**Input rows**
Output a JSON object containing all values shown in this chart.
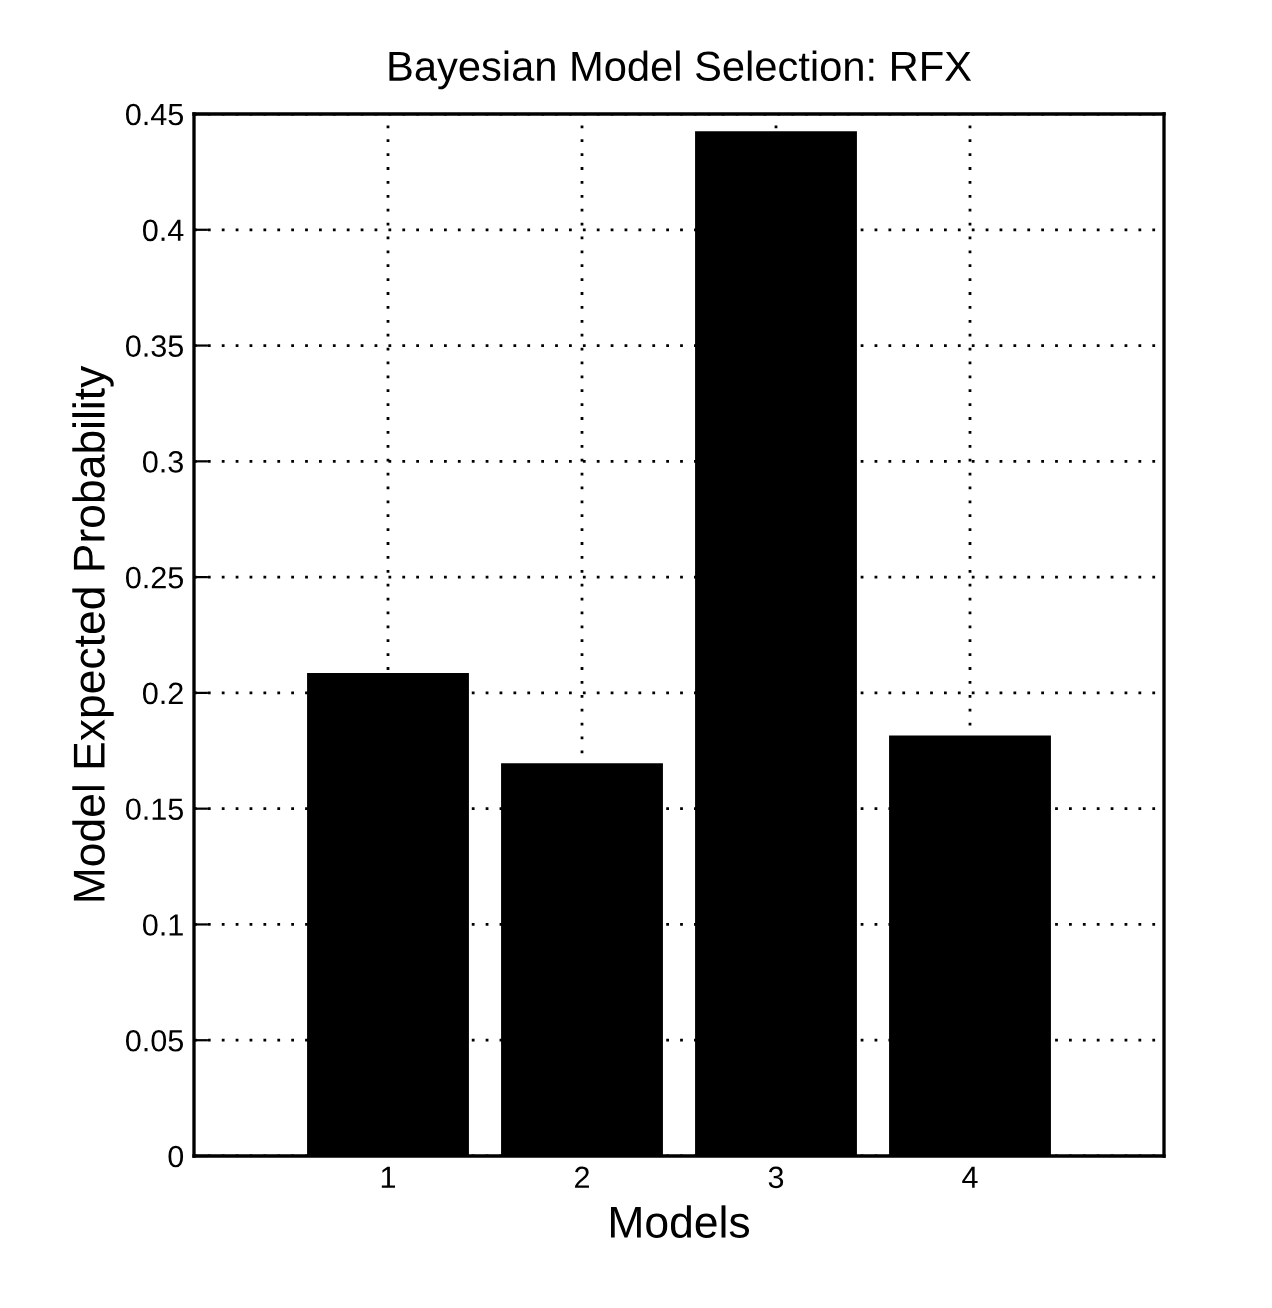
{
  "chart_data": {
    "type": "bar",
    "title": "Bayesian Model Selection: RFX",
    "xlabel": "Models",
    "ylabel": "Model Expected Probability",
    "categories": [
      "1",
      "2",
      "3",
      "4"
    ],
    "values": [
      0.208,
      0.169,
      0.442,
      0.181
    ],
    "color": "#000000",
    "ylim": [
      0,
      0.45
    ],
    "yticks": [
      0,
      0.05,
      0.1,
      0.15,
      0.2,
      0.25,
      0.3,
      0.35,
      0.4,
      0.45
    ],
    "grid": true
  }
}
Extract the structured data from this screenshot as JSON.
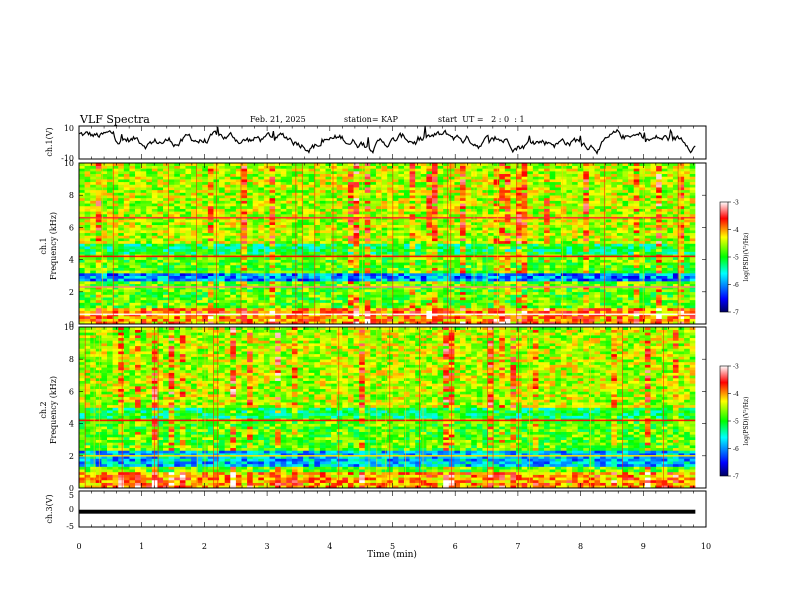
{
  "header": {
    "title": "VLF Spectra",
    "date": "Feb. 21, 2025",
    "station": "station= KAP",
    "start_ut": "start  UT =   2 : 0  : 1"
  },
  "chart_data": [
    {
      "id": "ch1-waveform",
      "type": "line",
      "ylabel": "ch.1(V)",
      "ylim": [
        -10,
        10
      ],
      "yticks": [
        10,
        -10
      ],
      "xlim": [
        0,
        10
      ],
      "trace_xmax": 9.83,
      "amplitude_note": "noisy waveform mostly between -5 and 10 V"
    },
    {
      "id": "ch1-spectrogram",
      "type": "heatmap",
      "ylabel": "ch.1\nFrequency (kHz)",
      "ylim": [
        0,
        10
      ],
      "yticks": [
        0,
        2,
        4,
        6,
        8,
        10
      ],
      "xlim": [
        0,
        10
      ],
      "trace_xmax": 9.83,
      "colorbar": {
        "label": "log(PSD)(V²/Hz)",
        "range": [
          -7,
          -3
        ],
        "ticks": [
          -3,
          -4,
          -5,
          -6,
          -7
        ]
      },
      "features": [
        {
          "kind": "hband",
          "f": 6.6,
          "level": -3.5
        },
        {
          "kind": "hband",
          "f": 4.2,
          "level": -3.6
        },
        {
          "kind": "hband",
          "f": 2.3,
          "level": -3.3
        },
        {
          "kind": "hband",
          "f": 0.6,
          "level": -3.0
        },
        {
          "kind": "low-band",
          "f_range": [
            2.6,
            3.2
          ],
          "level": -6.0
        }
      ]
    },
    {
      "id": "ch2-spectrogram",
      "type": "heatmap",
      "ylabel": "ch.2\nFrequency (kHz)",
      "ylim": [
        0,
        10
      ],
      "yticks": [
        0,
        2,
        4,
        6,
        8,
        10
      ],
      "xlim": [
        0,
        10
      ],
      "trace_xmax": 9.83,
      "colorbar": {
        "label": "log(PSD)(V²/Hz)",
        "range": [
          -7,
          -3
        ],
        "ticks": [
          -3,
          -4,
          -5,
          -6,
          -7
        ]
      },
      "features": [
        {
          "kind": "hband",
          "f": 4.2,
          "level": -3.6
        },
        {
          "kind": "hband",
          "f": 2.0,
          "level": -4.2
        },
        {
          "kind": "low-band",
          "f_range": [
            1.4,
            2.4
          ],
          "level": -5.8
        }
      ]
    },
    {
      "id": "ch3-waveform",
      "type": "line",
      "ylabel": "ch.3(V)",
      "ylim": [
        -5,
        5
      ],
      "yticks": [
        5,
        0,
        -5
      ],
      "xlim": [
        0,
        10
      ],
      "trace_xmax": 9.83,
      "value_range": [
        -1.3,
        -0.2
      ]
    }
  ],
  "xaxis": {
    "label": "Time (min)",
    "ticks": [
      0,
      1,
      2,
      3,
      4,
      5,
      6,
      7,
      8,
      9,
      10
    ]
  },
  "colors": {
    "colormap": [
      "#000066",
      "#0000ff",
      "#00ffff",
      "#00ff00",
      "#ffff00",
      "#ff0000",
      "#ffffff"
    ]
  }
}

**What is being asked**
Looking at the records above, report how many lines contain the word "this". Answer with the number only.

**Completed task**
2